◆ Objectif visé a: Recopiez sans rien changer les lignes des données, de la ligne contenant « Identify all the » jusqu'à celle contenant « 281, 1221, 311] ».

◆ Extrait source:
On entend souvent certains observateurs nous rabattre les oreilles du manque de compétitivité de l’administration guinéenne, à cause de la « faiblesse » du niveau de l’enseignement, surtout au niveau supérieur. Une situation qu’on pourrait imputer à la fuite des cerveaux. Avec ces centaines d’étudiants qui quittent tous les ans le pays, pour des universités étrangères, et qui ne prennent quasiment pas le chemin retour, une fois leurs diplômes en poche, pour venir partager la connaissance acquise en Occident.
Pour mesurer l’impact que pourrait avoir la fuite des cerveaux sur le niveau du système éducatif guinéen, notre reporter a approché Dr Doussou Lanciné Traoré, Recteur de l’université Gamal Abdel Nasser de Conakry. Une des voix autorisée en la matière. Celui-ci a vite saisi l’opportunité de notre préoccupation, et en tant qu’enseignant chercheur, a donné sa lecture de la situation. « Il y a plusieurs raisons au niveau de l’enseignement supérieur. D’abord il y a un problème d’effectifs. Depuis les années 2005-2006, l’effectif des étudiants est devenu pléthorique dans nos universités. C’est ce qui est même à la base de la décongestion de certaines facultés », explique le recteur.
Qui poursuit son argumentaire en ces termes : « des efforts sont en train d’être faits au niveau du gouvernement pour inciter les jeunes à venir vers l’enseignement. On a rehaussé les salaires des jeunes comparativement à 2010. On est en train de régler aussi le problème de logement pour les enseignants. »

◆ Objectif visé b: Prolongez l'extrait sur la fuite des cerveaux en Guinée à la suite de sa dernière phrase.

◆ Données fournies:
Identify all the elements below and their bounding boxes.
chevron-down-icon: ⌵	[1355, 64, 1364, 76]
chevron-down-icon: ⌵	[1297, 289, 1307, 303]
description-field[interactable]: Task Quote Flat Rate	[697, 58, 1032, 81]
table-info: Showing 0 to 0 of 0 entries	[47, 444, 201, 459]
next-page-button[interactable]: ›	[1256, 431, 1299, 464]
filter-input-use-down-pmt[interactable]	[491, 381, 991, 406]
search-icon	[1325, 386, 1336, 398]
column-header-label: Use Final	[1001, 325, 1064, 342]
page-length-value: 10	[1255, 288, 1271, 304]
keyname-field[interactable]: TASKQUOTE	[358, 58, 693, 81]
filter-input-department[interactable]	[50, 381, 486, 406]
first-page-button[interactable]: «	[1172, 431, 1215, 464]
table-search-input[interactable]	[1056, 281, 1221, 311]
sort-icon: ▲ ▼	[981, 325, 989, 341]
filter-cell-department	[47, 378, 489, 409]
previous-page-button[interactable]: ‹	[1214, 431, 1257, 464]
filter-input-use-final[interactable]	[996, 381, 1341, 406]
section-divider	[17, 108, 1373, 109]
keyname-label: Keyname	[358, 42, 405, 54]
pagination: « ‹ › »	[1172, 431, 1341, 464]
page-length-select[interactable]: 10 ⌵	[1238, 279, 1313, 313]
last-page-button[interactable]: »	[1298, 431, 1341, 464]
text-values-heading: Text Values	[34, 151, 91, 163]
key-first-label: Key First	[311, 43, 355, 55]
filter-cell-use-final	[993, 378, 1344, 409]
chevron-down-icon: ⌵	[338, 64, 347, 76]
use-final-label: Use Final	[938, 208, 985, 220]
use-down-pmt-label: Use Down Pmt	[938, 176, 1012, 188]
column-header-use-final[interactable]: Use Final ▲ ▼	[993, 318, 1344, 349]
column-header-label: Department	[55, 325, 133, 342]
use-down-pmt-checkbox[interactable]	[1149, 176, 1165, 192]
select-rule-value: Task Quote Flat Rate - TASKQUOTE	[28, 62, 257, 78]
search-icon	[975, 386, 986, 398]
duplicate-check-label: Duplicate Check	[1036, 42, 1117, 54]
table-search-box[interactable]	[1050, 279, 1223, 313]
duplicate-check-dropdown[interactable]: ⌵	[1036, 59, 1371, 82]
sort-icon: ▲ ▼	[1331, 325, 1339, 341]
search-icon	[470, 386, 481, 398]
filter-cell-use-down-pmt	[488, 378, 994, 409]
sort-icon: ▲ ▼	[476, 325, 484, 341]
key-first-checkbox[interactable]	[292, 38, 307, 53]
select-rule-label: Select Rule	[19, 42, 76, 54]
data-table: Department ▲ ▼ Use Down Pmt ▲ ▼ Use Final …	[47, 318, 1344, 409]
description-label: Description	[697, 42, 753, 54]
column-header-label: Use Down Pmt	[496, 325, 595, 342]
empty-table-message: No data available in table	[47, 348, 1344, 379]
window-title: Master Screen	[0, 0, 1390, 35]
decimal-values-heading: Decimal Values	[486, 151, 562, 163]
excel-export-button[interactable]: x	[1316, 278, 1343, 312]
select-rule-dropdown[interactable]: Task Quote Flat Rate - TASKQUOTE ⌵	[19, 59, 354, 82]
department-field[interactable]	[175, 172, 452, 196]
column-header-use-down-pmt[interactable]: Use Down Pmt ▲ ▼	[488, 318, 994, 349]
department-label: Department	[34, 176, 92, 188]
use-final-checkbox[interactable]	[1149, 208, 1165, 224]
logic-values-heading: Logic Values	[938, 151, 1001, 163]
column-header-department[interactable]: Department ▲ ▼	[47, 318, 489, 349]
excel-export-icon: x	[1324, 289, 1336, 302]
---
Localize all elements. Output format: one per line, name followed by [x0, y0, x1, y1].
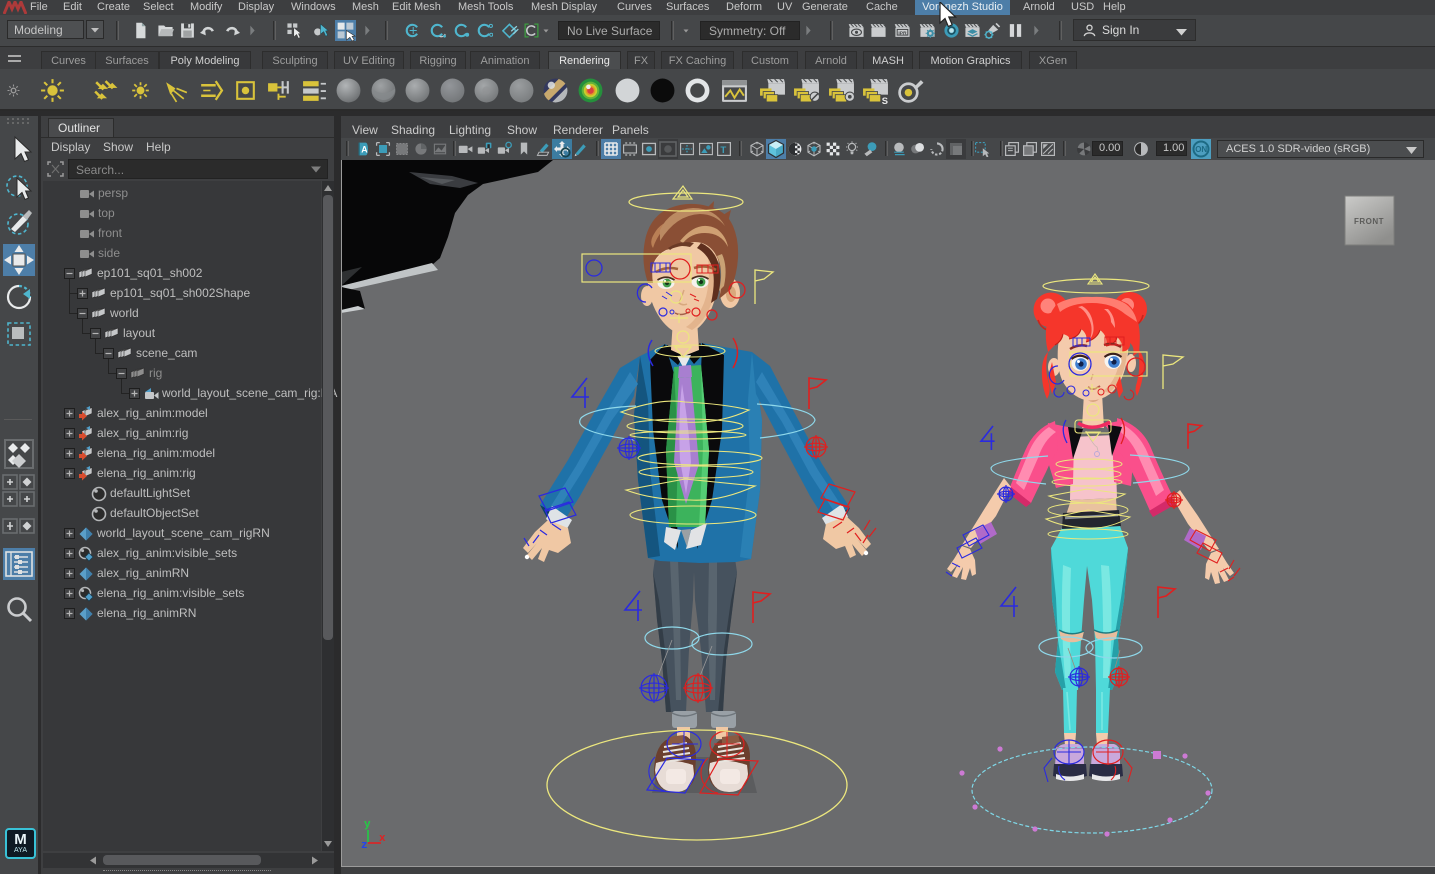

◆ Réponse a:
Identify all the elements below and their bounding boxes.
chevron-down-icon: ⌵	[1355, 64, 1364, 76]
chevron-down-icon: ⌵	[1297, 289, 1307, 303]
description-field[interactable]: Task Quote Flat Rate	[697, 58, 1032, 81]
table-info: Showing 0 to 0 of 0 entries	[47, 444, 201, 459]
next-page-button[interactable]: ›	[1256, 431, 1299, 464]
filter-input-use-down-pmt[interactable]	[491, 381, 991, 406]
search-icon	[1325, 386, 1336, 398]
column-header-label: Use Final	[1001, 325, 1064, 342]
page-length-value: 10	[1255, 288, 1271, 304]
keyname-field[interactable]: TASKQUOTE	[358, 58, 693, 81]
filter-input-department[interactable]	[50, 381, 486, 406]
first-page-button[interactable]: «	[1172, 431, 1215, 464]
table-search-input[interactable]	[1056, 281, 1221, 311]

◆ Réponse b:
Dans la même lancée, notre interlocuteur situe le problème à deux niveaux : « à mon avis, la fuite des cerveaux se situe à deux niveaux. Il y a d’abord ceux qui partent pour des formations postuniversitaires, mais qui, malheureusement après leur formation, ne retournent pas au pays. La deuxième, c’est avec l’avènement d’un régime libéral, qui a occasionné le privé à se développer. Et puisque le privé traite mieux que le public, les gens aussi tentent d’aller vers le privé et abandonnent le public. »
Tout comme son prédécesseur, Sékou Kourouma, ministre de la Fonction publique, de la Réforme de l’Etat et de la Modernisation de l’Administration aussi reconnaît l’existence du phénomène de fuite des cerveaux, et son impact sur le niveau de l’enseignement supérieur, notamment. « Vous avez raison, on assiste effectivement à cette fâcheuse situation. D’abord nous sommes dans un pays où l’administration est moins qualifiée. Il y a la Fonction publique internationale où la Guinée est remarquablement absente, à cause de la faiblesse des performances des cadres. Les reformes en cours ont pour objet de promouvoir une administration plus qualifiée, plus compétente au service du développement.
Il y a un problème chez nous. Nous ne valorisons pas les compétences. Nous avons les Guinéens de la diaspora qui témoignent d’un haut niveau d’expertise dans leurs pays d’accueil. Le projet « Topten » va nous permettre de faire recours aux compétences de la diaspora, pour venir travailler dans les institutions, dans les administrations, en vue de participer à l’effort du développement de ce pays. »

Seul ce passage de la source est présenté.